Task details>
Scan the material for the word "axis", and copy each line where it shows up.
--- Start Data shown ---
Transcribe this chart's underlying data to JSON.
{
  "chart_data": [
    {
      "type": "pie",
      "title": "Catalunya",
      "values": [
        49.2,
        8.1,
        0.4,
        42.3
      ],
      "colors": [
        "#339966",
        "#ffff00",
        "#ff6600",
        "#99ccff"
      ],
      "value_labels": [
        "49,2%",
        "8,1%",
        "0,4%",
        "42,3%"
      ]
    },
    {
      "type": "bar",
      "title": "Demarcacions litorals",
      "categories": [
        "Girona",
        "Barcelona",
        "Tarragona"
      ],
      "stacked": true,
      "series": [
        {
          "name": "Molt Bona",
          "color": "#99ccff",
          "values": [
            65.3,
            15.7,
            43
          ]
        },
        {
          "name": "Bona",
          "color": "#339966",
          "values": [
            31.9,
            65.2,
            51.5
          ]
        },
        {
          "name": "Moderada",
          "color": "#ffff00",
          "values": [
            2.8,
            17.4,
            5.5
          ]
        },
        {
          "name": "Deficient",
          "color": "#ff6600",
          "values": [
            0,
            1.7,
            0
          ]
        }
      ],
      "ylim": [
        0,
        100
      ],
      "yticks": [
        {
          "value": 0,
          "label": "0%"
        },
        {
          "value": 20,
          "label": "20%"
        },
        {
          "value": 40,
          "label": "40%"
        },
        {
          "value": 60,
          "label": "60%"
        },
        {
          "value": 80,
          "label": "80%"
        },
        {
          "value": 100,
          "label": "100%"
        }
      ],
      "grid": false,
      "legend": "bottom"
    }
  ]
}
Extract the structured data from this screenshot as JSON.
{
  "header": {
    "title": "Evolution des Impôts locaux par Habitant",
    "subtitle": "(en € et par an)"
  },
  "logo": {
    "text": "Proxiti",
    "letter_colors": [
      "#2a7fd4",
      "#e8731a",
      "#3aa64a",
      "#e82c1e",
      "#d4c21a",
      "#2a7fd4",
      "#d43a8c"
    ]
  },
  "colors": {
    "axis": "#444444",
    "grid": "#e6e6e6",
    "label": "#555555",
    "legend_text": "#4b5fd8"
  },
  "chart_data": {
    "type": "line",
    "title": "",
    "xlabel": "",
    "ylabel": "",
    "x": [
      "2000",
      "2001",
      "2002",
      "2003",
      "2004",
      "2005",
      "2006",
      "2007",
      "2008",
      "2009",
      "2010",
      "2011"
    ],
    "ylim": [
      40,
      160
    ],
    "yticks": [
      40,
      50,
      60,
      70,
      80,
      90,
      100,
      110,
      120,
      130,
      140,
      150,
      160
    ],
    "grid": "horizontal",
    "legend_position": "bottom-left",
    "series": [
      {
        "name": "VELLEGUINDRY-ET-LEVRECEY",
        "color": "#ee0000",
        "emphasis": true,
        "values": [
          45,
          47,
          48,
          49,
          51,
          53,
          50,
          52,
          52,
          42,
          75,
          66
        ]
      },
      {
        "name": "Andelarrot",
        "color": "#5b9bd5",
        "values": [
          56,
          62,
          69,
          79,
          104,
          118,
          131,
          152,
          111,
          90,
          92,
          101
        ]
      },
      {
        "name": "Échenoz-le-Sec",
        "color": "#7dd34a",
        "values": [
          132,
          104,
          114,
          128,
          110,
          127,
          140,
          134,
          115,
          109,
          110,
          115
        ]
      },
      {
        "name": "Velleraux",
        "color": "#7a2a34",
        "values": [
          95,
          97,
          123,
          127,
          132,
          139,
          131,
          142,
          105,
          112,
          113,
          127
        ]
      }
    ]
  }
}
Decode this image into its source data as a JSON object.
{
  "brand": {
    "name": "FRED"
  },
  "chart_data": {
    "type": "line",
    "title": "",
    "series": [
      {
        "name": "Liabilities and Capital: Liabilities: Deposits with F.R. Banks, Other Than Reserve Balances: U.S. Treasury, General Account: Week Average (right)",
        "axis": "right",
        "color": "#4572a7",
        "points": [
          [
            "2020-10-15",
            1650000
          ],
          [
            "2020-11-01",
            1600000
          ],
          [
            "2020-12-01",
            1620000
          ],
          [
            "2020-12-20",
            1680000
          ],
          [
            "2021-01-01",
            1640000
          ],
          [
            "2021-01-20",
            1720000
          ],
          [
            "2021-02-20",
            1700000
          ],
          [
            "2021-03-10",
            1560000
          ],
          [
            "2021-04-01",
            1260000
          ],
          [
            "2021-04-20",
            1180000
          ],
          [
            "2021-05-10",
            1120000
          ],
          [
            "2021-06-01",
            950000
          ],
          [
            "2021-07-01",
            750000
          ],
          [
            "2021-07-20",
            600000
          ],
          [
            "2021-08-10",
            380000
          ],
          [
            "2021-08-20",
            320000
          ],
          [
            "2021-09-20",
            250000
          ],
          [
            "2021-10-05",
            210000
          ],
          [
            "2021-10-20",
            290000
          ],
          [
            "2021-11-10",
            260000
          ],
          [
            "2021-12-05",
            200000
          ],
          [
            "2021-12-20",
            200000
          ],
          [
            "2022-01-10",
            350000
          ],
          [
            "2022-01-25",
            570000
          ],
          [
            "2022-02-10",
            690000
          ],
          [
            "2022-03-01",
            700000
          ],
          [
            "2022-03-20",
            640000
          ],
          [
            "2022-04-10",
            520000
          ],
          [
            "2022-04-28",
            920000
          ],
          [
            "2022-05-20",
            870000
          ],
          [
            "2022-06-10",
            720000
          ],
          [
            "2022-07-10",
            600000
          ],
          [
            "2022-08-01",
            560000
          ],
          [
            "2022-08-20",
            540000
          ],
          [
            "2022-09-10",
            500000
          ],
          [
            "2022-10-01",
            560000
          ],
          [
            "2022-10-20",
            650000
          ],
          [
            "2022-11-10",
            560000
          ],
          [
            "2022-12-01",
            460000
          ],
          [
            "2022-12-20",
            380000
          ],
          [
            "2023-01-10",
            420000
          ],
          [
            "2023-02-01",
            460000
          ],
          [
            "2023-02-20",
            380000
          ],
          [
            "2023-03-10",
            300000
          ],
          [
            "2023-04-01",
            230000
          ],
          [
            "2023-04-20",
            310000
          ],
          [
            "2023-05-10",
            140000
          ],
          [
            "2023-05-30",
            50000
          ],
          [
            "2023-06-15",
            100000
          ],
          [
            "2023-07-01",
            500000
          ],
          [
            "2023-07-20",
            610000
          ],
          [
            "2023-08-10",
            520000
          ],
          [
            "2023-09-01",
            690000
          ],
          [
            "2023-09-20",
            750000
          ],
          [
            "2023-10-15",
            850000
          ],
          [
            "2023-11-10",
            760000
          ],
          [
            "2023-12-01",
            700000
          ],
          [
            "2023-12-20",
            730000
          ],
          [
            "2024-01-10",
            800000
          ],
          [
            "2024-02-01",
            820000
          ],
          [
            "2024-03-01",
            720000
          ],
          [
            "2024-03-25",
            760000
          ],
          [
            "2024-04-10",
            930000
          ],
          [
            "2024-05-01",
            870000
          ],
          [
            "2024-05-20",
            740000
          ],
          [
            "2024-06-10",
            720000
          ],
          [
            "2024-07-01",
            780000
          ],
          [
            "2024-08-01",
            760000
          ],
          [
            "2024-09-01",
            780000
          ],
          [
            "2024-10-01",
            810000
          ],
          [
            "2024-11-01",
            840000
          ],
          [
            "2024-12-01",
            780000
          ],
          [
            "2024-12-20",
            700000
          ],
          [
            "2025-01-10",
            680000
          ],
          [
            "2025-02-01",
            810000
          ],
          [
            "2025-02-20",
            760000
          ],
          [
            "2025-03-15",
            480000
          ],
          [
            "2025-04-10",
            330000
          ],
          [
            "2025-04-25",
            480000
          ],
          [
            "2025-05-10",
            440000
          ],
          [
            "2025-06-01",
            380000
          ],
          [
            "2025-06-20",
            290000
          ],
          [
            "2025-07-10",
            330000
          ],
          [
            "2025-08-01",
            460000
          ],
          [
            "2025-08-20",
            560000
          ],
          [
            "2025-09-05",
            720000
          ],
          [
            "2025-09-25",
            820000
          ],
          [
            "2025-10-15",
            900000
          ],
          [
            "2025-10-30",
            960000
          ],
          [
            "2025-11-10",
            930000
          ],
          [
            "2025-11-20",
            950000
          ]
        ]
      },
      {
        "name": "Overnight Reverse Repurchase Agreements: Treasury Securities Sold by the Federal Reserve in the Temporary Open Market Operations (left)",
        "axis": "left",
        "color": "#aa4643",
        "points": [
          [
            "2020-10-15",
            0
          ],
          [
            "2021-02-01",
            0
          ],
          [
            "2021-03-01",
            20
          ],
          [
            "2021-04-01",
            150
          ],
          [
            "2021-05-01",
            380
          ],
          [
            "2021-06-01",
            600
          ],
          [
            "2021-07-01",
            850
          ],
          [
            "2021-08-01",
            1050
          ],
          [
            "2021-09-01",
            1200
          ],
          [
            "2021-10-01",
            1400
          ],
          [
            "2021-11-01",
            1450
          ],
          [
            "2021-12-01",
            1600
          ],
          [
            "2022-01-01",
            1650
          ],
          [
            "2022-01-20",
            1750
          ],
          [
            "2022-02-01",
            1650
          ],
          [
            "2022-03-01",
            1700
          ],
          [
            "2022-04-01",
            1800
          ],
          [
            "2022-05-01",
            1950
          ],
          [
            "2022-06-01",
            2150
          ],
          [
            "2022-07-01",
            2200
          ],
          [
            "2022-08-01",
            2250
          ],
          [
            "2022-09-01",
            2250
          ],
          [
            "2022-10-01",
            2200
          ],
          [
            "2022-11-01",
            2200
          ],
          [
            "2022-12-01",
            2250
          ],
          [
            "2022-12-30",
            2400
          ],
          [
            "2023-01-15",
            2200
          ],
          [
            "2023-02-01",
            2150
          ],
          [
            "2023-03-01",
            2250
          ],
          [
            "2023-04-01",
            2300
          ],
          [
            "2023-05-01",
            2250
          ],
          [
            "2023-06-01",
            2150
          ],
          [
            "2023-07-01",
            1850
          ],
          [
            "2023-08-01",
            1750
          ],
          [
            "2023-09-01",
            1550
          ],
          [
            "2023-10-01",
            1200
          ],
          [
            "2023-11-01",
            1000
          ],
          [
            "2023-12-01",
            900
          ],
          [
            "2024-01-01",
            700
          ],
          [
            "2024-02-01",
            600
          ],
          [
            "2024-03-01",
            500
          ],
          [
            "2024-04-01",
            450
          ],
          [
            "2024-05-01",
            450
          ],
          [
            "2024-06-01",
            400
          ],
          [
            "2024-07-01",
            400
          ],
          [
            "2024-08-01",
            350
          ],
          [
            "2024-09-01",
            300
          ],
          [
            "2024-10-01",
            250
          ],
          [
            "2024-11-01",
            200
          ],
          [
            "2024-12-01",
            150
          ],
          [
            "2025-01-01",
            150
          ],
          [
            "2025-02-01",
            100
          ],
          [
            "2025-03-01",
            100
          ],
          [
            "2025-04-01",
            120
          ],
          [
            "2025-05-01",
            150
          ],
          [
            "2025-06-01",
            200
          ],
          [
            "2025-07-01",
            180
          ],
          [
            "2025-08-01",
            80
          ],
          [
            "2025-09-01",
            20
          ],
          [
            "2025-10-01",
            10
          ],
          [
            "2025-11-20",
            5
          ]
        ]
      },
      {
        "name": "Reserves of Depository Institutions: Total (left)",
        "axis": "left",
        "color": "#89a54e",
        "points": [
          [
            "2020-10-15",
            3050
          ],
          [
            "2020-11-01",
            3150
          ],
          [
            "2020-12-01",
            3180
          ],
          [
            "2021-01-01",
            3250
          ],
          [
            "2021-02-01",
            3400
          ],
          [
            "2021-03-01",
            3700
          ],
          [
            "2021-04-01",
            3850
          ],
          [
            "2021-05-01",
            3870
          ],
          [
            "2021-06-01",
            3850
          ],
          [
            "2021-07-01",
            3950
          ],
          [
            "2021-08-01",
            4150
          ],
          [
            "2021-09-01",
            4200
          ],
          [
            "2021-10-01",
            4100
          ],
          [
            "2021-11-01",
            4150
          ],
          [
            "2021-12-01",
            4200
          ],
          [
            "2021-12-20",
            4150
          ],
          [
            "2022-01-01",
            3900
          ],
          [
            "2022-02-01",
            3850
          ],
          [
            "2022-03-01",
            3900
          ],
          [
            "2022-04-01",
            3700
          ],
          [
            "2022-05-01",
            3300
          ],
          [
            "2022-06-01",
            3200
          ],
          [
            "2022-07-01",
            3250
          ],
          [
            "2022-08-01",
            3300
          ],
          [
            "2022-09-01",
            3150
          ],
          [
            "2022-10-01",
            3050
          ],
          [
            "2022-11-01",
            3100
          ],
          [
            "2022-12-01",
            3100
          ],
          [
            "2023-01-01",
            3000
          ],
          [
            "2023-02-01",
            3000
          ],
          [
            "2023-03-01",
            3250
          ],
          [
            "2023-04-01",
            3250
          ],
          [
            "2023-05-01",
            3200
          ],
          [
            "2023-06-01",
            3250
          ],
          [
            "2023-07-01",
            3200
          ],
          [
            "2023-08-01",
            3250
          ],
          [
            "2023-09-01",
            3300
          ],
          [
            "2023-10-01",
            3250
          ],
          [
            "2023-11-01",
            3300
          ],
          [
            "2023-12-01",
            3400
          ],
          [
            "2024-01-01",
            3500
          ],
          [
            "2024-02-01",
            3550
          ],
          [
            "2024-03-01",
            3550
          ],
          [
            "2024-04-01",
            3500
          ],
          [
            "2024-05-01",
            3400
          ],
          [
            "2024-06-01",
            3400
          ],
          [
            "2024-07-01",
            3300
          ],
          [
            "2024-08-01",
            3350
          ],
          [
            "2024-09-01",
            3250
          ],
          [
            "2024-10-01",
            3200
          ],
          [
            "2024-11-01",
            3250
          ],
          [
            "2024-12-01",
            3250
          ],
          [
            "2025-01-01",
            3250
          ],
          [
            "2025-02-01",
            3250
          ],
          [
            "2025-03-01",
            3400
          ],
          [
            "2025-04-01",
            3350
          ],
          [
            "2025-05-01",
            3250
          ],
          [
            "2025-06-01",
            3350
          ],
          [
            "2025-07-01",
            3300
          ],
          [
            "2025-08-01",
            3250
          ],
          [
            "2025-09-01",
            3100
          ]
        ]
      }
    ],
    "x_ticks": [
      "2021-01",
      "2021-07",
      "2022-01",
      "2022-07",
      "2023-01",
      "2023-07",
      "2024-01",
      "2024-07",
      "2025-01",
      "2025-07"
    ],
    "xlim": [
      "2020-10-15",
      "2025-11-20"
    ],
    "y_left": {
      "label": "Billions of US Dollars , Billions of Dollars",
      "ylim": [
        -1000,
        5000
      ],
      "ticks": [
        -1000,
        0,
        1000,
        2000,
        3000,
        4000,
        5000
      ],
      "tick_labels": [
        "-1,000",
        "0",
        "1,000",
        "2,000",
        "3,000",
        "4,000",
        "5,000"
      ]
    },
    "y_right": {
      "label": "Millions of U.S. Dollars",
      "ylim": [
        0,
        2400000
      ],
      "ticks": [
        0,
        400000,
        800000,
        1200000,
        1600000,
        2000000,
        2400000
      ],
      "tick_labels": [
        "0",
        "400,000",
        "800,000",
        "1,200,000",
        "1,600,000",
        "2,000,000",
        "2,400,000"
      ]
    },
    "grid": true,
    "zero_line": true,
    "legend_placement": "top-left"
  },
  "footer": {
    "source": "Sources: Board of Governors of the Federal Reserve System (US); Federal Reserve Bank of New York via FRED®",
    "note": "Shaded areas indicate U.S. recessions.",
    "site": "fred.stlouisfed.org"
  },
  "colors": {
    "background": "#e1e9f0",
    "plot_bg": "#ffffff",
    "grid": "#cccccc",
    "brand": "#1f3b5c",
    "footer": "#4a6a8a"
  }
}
--- End Data shown ---
Result of this task>
    "axis": "#444444",
        "axis": "right",
        "axis": "left",
        "axis": "left",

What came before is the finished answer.